##### AVAILABLE DATA #####

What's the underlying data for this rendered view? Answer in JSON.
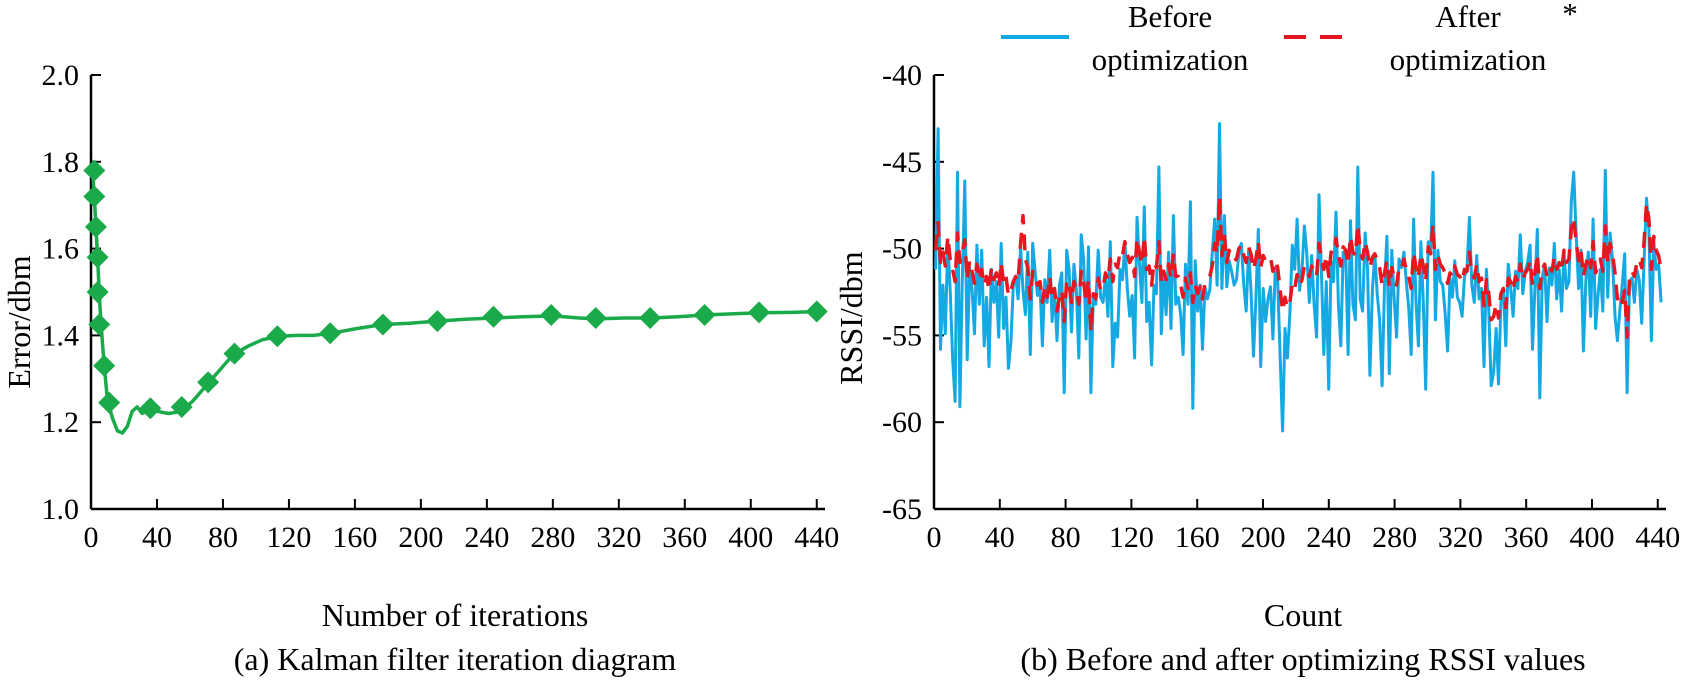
{
  "chart_data": [
    {
      "type": "line",
      "caption": "(a) Kalman filter iteration diagram",
      "xlabel": "Number of iterations",
      "ylabel": "Error/dbm",
      "xlim": [
        0,
        445
      ],
      "ylim": [
        1.0,
        2.0
      ],
      "xticks": [
        "0",
        "40",
        "80",
        "120",
        "160",
        "200",
        "240",
        "280",
        "320",
        "360",
        "400",
        "440"
      ],
      "yticks": [
        "1.0",
        "1.2",
        "1.4",
        "1.6",
        "1.8",
        "2.0"
      ],
      "color": "#1aaa4a",
      "curve": [
        [
          1,
          1.78
        ],
        [
          2,
          1.72
        ],
        [
          3,
          1.65
        ],
        [
          4,
          1.58
        ],
        [
          5,
          1.5
        ],
        [
          6,
          1.43
        ],
        [
          8,
          1.33
        ],
        [
          10,
          1.25
        ],
        [
          13,
          1.21
        ],
        [
          16,
          1.18
        ],
        [
          19,
          1.175
        ],
        [
          22,
          1.19
        ],
        [
          25,
          1.225
        ],
        [
          28,
          1.235
        ],
        [
          31,
          1.22
        ],
        [
          35,
          1.228
        ],
        [
          40,
          1.225
        ],
        [
          47,
          1.22
        ],
        [
          55,
          1.225
        ],
        [
          62,
          1.25
        ],
        [
          70,
          1.285
        ],
        [
          78,
          1.32
        ],
        [
          86,
          1.355
        ],
        [
          95,
          1.375
        ],
        [
          104,
          1.39
        ],
        [
          114,
          1.398
        ],
        [
          125,
          1.4
        ],
        [
          135,
          1.4
        ],
        [
          146,
          1.405
        ],
        [
          160,
          1.415
        ],
        [
          177,
          1.425
        ],
        [
          193,
          1.428
        ],
        [
          210,
          1.433
        ],
        [
          227,
          1.437
        ],
        [
          244,
          1.44
        ],
        [
          262,
          1.443
        ],
        [
          280,
          1.445
        ],
        [
          296,
          1.44
        ],
        [
          307,
          1.438
        ],
        [
          323,
          1.44
        ],
        [
          340,
          1.44
        ],
        [
          356,
          1.443
        ],
        [
          372,
          1.447
        ],
        [
          390,
          1.45
        ],
        [
          406,
          1.452
        ],
        [
          425,
          1.453
        ],
        [
          442,
          1.455
        ]
      ],
      "markers": [
        [
          2,
          1.78
        ],
        [
          2,
          1.72
        ],
        [
          3,
          1.65
        ],
        [
          4,
          1.58
        ],
        [
          4,
          1.5
        ],
        [
          5,
          1.425
        ],
        [
          8,
          1.33
        ],
        [
          11,
          1.245
        ],
        [
          36,
          1.232
        ],
        [
          55,
          1.235
        ],
        [
          71,
          1.292
        ],
        [
          87,
          1.358
        ],
        [
          113,
          1.398
        ],
        [
          145,
          1.405
        ],
        [
          177,
          1.425
        ],
        [
          210,
          1.433
        ],
        [
          244,
          1.443
        ],
        [
          279,
          1.447
        ],
        [
          306,
          1.44
        ],
        [
          339,
          1.44
        ],
        [
          372,
          1.447
        ],
        [
          405,
          1.453
        ],
        [
          440,
          1.455
        ]
      ]
    },
    {
      "type": "line",
      "caption": "(b) Before and after optimizing RSSI values",
      "xlabel": "Count",
      "ylabel": "RSSI/dbm",
      "xlim": [
        0,
        445
      ],
      "ylim": [
        -65,
        -40
      ],
      "xticks": [
        "0",
        "40",
        "80",
        "120",
        "160",
        "200",
        "240",
        "280",
        "320",
        "360",
        "400",
        "440"
      ],
      "yticks": [
        "-65",
        "-60",
        "-55",
        "-50",
        "-45",
        "-40"
      ],
      "legend_position": "top",
      "annotation": "*",
      "series": [
        {
          "name": "Before optimization",
          "color": "#14a9e3",
          "style": "solid",
          "values": [
            -51.2,
            -43.1,
            -55.8,
            -52.1,
            -54.9,
            -49.6,
            -52.4,
            -56.3,
            -58.8,
            -45.6,
            -59.1,
            -51.8,
            -46.1,
            -56.4,
            -51.1,
            -52.3,
            -54.9,
            -49.8,
            -53.2,
            -50.1,
            -55.6,
            -52.8,
            -56.8,
            -51.2,
            -53.1,
            -51.9,
            -55.1,
            -49.7,
            -54.6,
            -52.8,
            -56.9,
            -55.4,
            -52.1,
            -51.6,
            -52.9,
            -49.9,
            -52.4,
            -53.8,
            -50.2,
            -56.1,
            -49.7,
            -51.3,
            -52.7,
            -52.1,
            -55.6,
            -51.8,
            -53.1,
            -50.1,
            -54.2,
            -52.3,
            -55.3,
            -52.1,
            -51.4,
            -58.3,
            -50.1,
            -51.2,
            -54.8,
            -50.9,
            -52.4,
            -56.3,
            -49.2,
            -50.6,
            -55.2,
            -49.9,
            -58.3,
            -52.6,
            -53.2,
            -50.1,
            -52.8,
            -53.1,
            -51.6,
            -53.9,
            -49.6,
            -56.8,
            -54.3,
            -55.1,
            -51.2,
            -51.8,
            -49.6,
            -52.3,
            -53.9,
            -52.7,
            -56.3,
            -48.2,
            -50.8,
            -53.1,
            -47.6,
            -54.2,
            -53.1,
            -56.7,
            -52.1,
            -52.6,
            -45.3,
            -54.9,
            -51.4,
            -53.8,
            -50.2,
            -54.6,
            -48.1,
            -53.2,
            -52.8,
            -53.8,
            -56.1,
            -50.9,
            -53.2,
            -47.3,
            -59.2,
            -50.7,
            -53.6,
            -52.1,
            -55.8,
            -52.2,
            -52.9,
            -52.4,
            -50.3,
            -48.3,
            -52.1,
            -42.8,
            -52.3,
            -48.1,
            -52.2,
            -50.7,
            -51.3,
            -52.1,
            -51.8,
            -50.2,
            -49.7,
            -52.1,
            -53.6,
            -50.1,
            -52.4,
            -56.2,
            -52.9,
            -48.9,
            -56.8,
            -52.3,
            -54.2,
            -52.9,
            -52.2,
            -55.2,
            -51.1,
            -51.9,
            -56.3,
            -60.5,
            -54.6,
            -56.3,
            -53.7,
            -49.8,
            -51.2,
            -48.3,
            -52.4,
            -51.2,
            -48.7,
            -50.3,
            -53.1,
            -50.4,
            -53.2,
            -55.1,
            -46.9,
            -51.3,
            -56.1,
            -51.9,
            -58.1,
            -50.7,
            -51.9,
            -47.9,
            -53.2,
            -55.6,
            -50.2,
            -50.2,
            -56.1,
            -48.4,
            -53.2,
            -54.1,
            -45.3,
            -52.9,
            -53.6,
            -49.1,
            -51.1,
            -57.3,
            -52.4,
            -50.3,
            -52.6,
            -54.1,
            -57.9,
            -52.1,
            -49.3,
            -57.2,
            -50.1,
            -52.9,
            -55.1,
            -50.6,
            -51.1,
            -50.2,
            -51.9,
            -53.4,
            -56.1,
            -48.3,
            -53.1,
            -55.6,
            -49.6,
            -53.1,
            -58.1,
            -49.6,
            -50.3,
            -45.6,
            -54.1,
            -50.1,
            -51.9,
            -52.1,
            -53.7,
            -55.9,
            -51.7,
            -52.8,
            -50.7,
            -52.8,
            -53.1,
            -53.9,
            -51.6,
            -51.2,
            -48.2,
            -52.1,
            -53.1,
            -50.4,
            -52.9,
            -52.3,
            -56.8,
            -51.2,
            -53.6,
            -57.9,
            -57.1,
            -54.6,
            -57.8,
            -53.1,
            -52.3,
            -55.6,
            -50.9,
            -52.2,
            -53.9,
            -51.3,
            -52.3,
            -49.2,
            -52.6,
            -51.3,
            -50.8,
            -49.8,
            -55.8,
            -52.3,
            -48.9,
            -58.6,
            -51.7,
            -50.9,
            -54.2,
            -51.1,
            -52.1,
            -49.7,
            -52.9,
            -51.2,
            -53.6,
            -50.2,
            -52.3,
            -51.9,
            -47.3,
            -45.6,
            -49.1,
            -52.3,
            -50.1,
            -55.9,
            -51.8,
            -50.2,
            -53.9,
            -48.3,
            -54.6,
            -52.7,
            -51.2,
            -53.6,
            -45.5,
            -52.8,
            -49.1,
            -50.6,
            -53.9,
            -55.3,
            -53.6,
            -52.1,
            -50.3,
            -58.3,
            -51.9,
            -51.7,
            -53.1,
            -51.2,
            -51.8,
            -54.3,
            -50.7,
            -47.1,
            -48.9,
            -55.3,
            -49.6,
            -51.2,
            -50.9,
            -53.1
          ]
        },
        {
          "name": "After optimization",
          "color": "#e8161e",
          "style": "dashed",
          "values": [
            -50.1,
            -48.5,
            -50.8,
            -50.2,
            -51.0,
            -49.3,
            -50.6,
            -51.2,
            -51.9,
            -49.1,
            -50.8,
            -50.2,
            -49.5,
            -51.8,
            -50.7,
            -51.3,
            -52.0,
            -50.9,
            -51.8,
            -51.2,
            -52.1,
            -51.6,
            -52.4,
            -51.1,
            -51.8,
            -51.4,
            -52.2,
            -50.8,
            -52.0,
            -51.6,
            -52.7,
            -52.4,
            -51.9,
            -51.6,
            -51.9,
            -49.7,
            -48.1,
            -50.6,
            -51.1,
            -52.9,
            -51.3,
            -51.7,
            -52.1,
            -51.9,
            -53.1,
            -52.2,
            -52.8,
            -51.6,
            -52.9,
            -52.3,
            -53.6,
            -52.8,
            -52.4,
            -54.2,
            -51.8,
            -52.1,
            -53.1,
            -51.9,
            -52.4,
            -53.2,
            -51.3,
            -51.9,
            -53.1,
            -51.8,
            -54.8,
            -52.6,
            -52.9,
            -51.7,
            -52.4,
            -52.3,
            -51.4,
            -51.8,
            -50.6,
            -51.9,
            -50.9,
            -51.1,
            -50.2,
            -50.4,
            -49.6,
            -50.3,
            -50.8,
            -50.5,
            -51.6,
            -49.4,
            -50.2,
            -50.9,
            -49.3,
            -51.2,
            -51.0,
            -52.1,
            -50.8,
            -51.1,
            -49.6,
            -52.0,
            -51.3,
            -51.8,
            -50.9,
            -51.7,
            -50.3,
            -51.6,
            -51.6,
            -52.1,
            -52.8,
            -51.7,
            -52.3,
            -51.4,
            -53.1,
            -52.1,
            -52.6,
            -52.2,
            -52.9,
            -52.0,
            -51.8,
            -51.6,
            -51.0,
            -49.7,
            -50.3,
            -47.0,
            -50.4,
            -49.2,
            -50.8,
            -50.1,
            -50.4,
            -50.7,
            -50.6,
            -50.0,
            -49.8,
            -50.4,
            -50.8,
            -49.9,
            -50.3,
            -51.2,
            -50.6,
            -49.6,
            -51.1,
            -50.4,
            -50.7,
            -50.6,
            -50.5,
            -51.3,
            -50.7,
            -51.1,
            -52.4,
            -53.6,
            -52.8,
            -53.4,
            -53.1,
            -52.0,
            -52.3,
            -51.5,
            -52.1,
            -51.8,
            -51.0,
            -51.2,
            -51.6,
            -51.0,
            -51.3,
            -51.6,
            -49.7,
            -50.6,
            -51.2,
            -50.4,
            -51.6,
            -50.2,
            -50.3,
            -49.4,
            -50.3,
            -51.0,
            -49.9,
            -50.1,
            -50.9,
            -49.3,
            -50.2,
            -50.4,
            -48.6,
            -50.1,
            -50.6,
            -49.6,
            -50.2,
            -51.1,
            -50.5,
            -50.3,
            -50.7,
            -51.1,
            -52.1,
            -51.4,
            -50.7,
            -52.2,
            -51.1,
            -51.6,
            -52.1,
            -51.1,
            -51.2,
            -50.6,
            -51.2,
            -51.6,
            -52.3,
            -50.2,
            -51.1,
            -51.7,
            -50.3,
            -51.0,
            -51.9,
            -49.9,
            -50.3,
            -48.6,
            -51.2,
            -50.4,
            -50.9,
            -51.1,
            -51.4,
            -52.0,
            -51.4,
            -51.6,
            -51.0,
            -51.5,
            -51.6,
            -51.9,
            -51.2,
            -51.3,
            -50.2,
            -51.4,
            -51.7,
            -50.9,
            -51.9,
            -51.7,
            -53.3,
            -51.8,
            -52.6,
            -54.1,
            -53.9,
            -53.2,
            -54.0,
            -52.6,
            -52.3,
            -53.4,
            -51.7,
            -51.9,
            -52.4,
            -51.6,
            -51.9,
            -50.9,
            -51.8,
            -51.4,
            -51.2,
            -50.7,
            -52.1,
            -51.4,
            -50.3,
            -52.3,
            -51.2,
            -50.9,
            -51.6,
            -51.1,
            -51.3,
            -50.5,
            -51.2,
            -50.8,
            -51.3,
            -50.1,
            -50.8,
            -50.6,
            -48.9,
            -48.2,
            -49.6,
            -50.7,
            -50.1,
            -51.6,
            -50.9,
            -50.4,
            -51.1,
            -49.6,
            -51.4,
            -51.0,
            -50.6,
            -51.3,
            -48.7,
            -50.8,
            -49.7,
            -50.3,
            -51.4,
            -52.9,
            -52.6,
            -53.1,
            -52.4,
            -55.1,
            -51.6,
            -51.3,
            -51.6,
            -50.8,
            -50.6,
            -51.1,
            -49.6,
            -47.4,
            -48.3,
            -51.2,
            -49.3,
            -50.1,
            -50.4,
            -51.2
          ]
        }
      ]
    }
  ]
}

#####

Collect the complete line wherever the string "xlabel" appears in the records.

* EXPECTED ANSWER:
      "xlabel": "Number of iterations",
      "xlabel": "Count",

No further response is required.